* **Problem to solve**: Show all lines from the listing below that contain "meet".

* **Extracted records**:

____

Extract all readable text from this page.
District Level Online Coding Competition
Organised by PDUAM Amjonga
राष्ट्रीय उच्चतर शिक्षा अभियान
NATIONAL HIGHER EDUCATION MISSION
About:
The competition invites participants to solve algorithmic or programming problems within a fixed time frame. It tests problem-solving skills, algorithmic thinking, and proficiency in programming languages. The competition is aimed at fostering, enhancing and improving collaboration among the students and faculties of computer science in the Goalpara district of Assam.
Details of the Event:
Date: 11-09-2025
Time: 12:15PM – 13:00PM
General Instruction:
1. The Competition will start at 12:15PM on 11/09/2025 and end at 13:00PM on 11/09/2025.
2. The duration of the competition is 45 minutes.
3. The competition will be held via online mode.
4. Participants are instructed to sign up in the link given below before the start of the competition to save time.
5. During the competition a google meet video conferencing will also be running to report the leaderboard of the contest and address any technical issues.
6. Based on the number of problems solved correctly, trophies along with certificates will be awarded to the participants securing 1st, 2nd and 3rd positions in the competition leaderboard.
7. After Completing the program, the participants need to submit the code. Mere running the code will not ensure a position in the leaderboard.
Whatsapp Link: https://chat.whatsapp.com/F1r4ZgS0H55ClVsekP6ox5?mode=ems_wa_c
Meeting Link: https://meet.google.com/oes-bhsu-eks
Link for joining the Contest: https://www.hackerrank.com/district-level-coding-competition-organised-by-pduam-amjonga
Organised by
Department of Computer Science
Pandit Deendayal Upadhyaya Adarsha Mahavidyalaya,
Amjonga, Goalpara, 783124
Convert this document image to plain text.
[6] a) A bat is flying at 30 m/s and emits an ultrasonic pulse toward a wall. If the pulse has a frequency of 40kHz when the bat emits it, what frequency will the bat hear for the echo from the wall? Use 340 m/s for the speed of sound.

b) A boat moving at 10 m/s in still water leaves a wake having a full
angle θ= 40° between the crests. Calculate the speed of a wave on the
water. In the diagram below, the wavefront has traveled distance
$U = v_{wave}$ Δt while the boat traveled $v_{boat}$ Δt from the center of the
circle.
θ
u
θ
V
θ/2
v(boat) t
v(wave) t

____

* **Solution to the problem**:
5. During the competition a google meet video conferencing will also be running to report the leaderboard of the contest and address any technical issues.
Meeting Link: https://meet.google.com/oes-bhsu-eks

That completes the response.